▸ **WHAT YOU ARE ASKED TO DO**:
In your copy, include every line of the listing below exactly but none of the pictures.

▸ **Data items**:
((

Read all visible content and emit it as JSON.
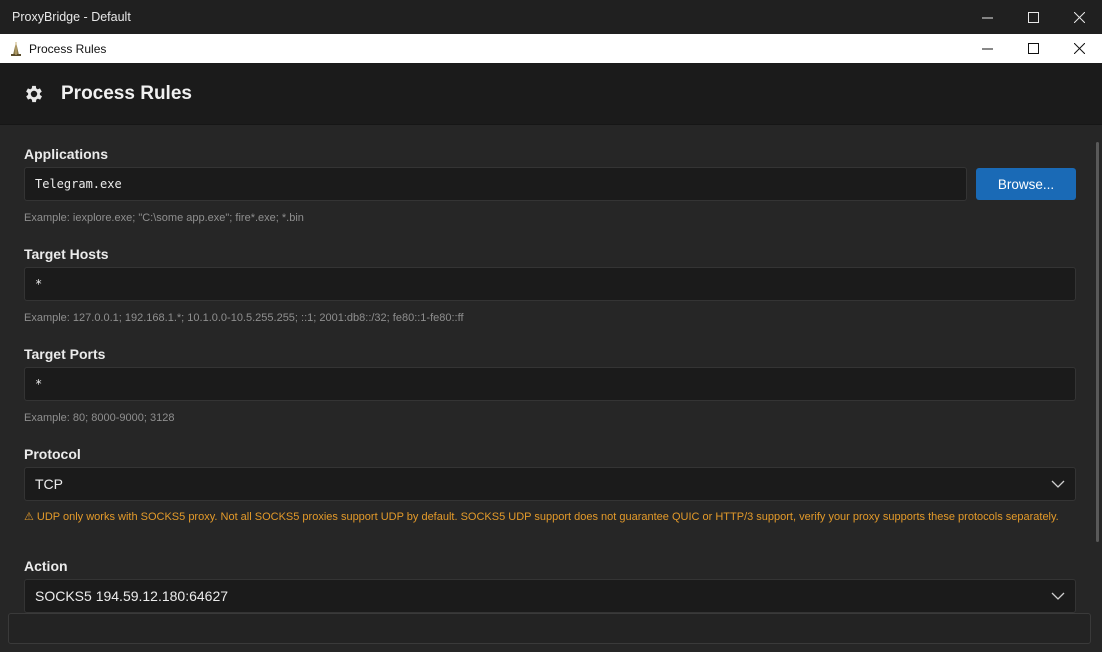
{
  "outer_window": {
    "title": "ProxyBridge - Default"
  },
  "inner_window": {
    "title": "Process Rules"
  },
  "header": {
    "title": "Process Rules"
  },
  "applications": {
    "label": "Applications",
    "value": "Telegram.exe",
    "browse_label": "Browse...",
    "hint": "Example: iexplore.exe; \"C:\\some app.exe\"; fire*.exe; *.bin"
  },
  "target_hosts": {
    "label": "Target Hosts",
    "value": "*",
    "hint": "Example: 127.0.0.1; 192.168.1.*; 10.1.0.0-10.5.255.255; ::1; 2001:db8::/32; fe80::1-fe80::ff"
  },
  "target_ports": {
    "label": "Target Ports",
    "value": "*",
    "hint": "Example: 80; 8000-9000; 3128"
  },
  "protocol": {
    "label": "Protocol",
    "selected": "TCP",
    "warning": "⚠ UDP only works with SOCKS5 proxy. Not all SOCKS5 proxies support UDP by default. SOCKS5 UDP support does not guarantee QUIC or HTTP/3 support, verify your proxy supports these protocols separately."
  },
  "action": {
    "label": "Action",
    "selected": "SOCKS5 194.59.12.180:64627"
  },
  "colors": {
    "accent": "#1a6ab6",
    "warning": "#e39a2a",
    "background": "#262626"
  }
}
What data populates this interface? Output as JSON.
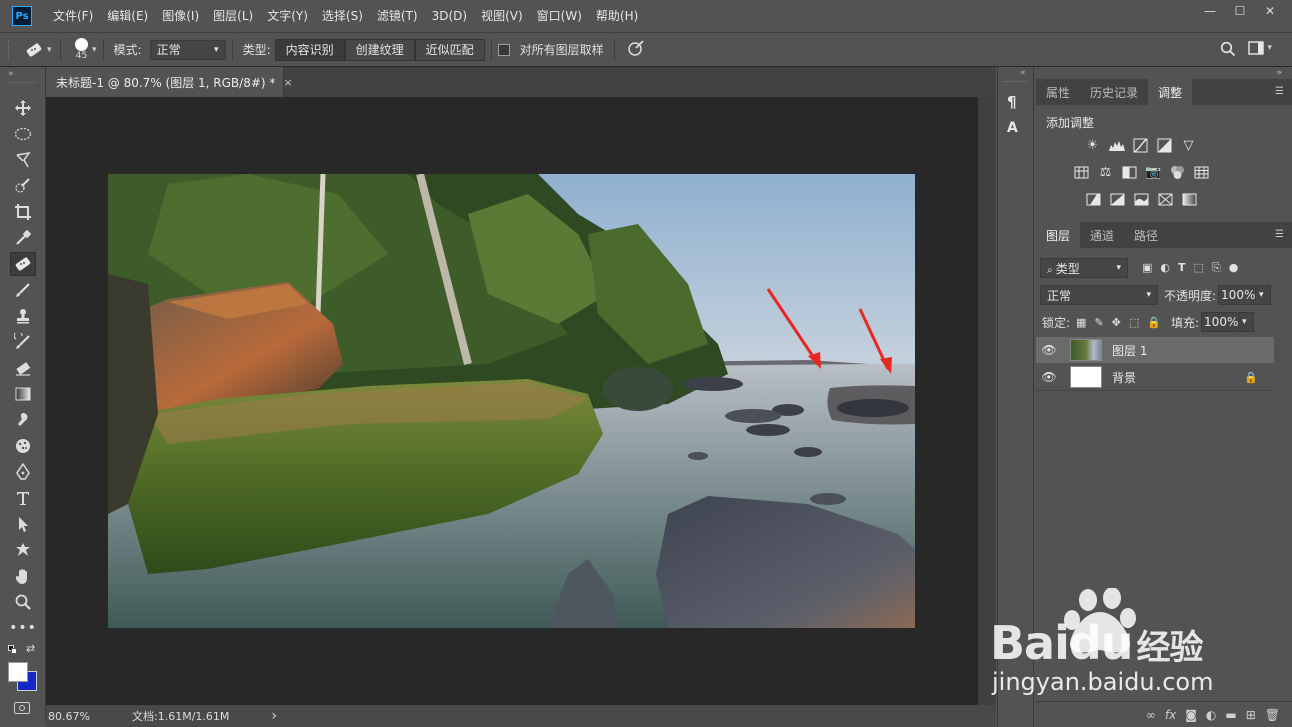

))

▸ **EXERCISE OUTPUT**:
Read all visible content and emit it as JSON.
{
  "outer_window": {
    "title": "ProxyBridge - Default"
  },
  "inner_window": {
    "title": "Process Rules"
  },
  "header": {
    "title": "Process Rules"
  },
  "applications": {
    "label": "Applications",
    "value": "Telegram.exe",
    "browse_label": "Browse...",
    "hint": "Example: iexplore.exe; \"C:\\some app.exe\"; fire*.exe; *.bin"
  },
  "target_hosts": {
    "label": "Target Hosts",
    "value": "*",
    "hint": "Example: 127.0.0.1; 192.168.1.*; 10.1.0.0-10.5.255.255; ::1; 2001:db8::/32; fe80::1-fe80::ff"
  },
  "target_ports": {
    "label": "Target Ports",
    "value": "*",
    "hint": "Example: 80; 8000-9000; 3128"
  },
  "protocol": {
    "label": "Protocol",
    "selected": "TCP",
    "warning": "⚠ UDP only works with SOCKS5 proxy. Not all SOCKS5 proxies support UDP by default. SOCKS5 UDP support does not guarantee QUIC or HTTP/3 support, verify your proxy supports these protocols separately."
  },
  "action": {
    "label": "Action",
    "selected": "SOCKS5 194.59.12.180:64627"
  },
  "colors": {
    "accent": "#1a6ab6",
    "warning": "#e39a2a",
    "background": "#262626"
  }
}
What data populates this interface? Output as JSON.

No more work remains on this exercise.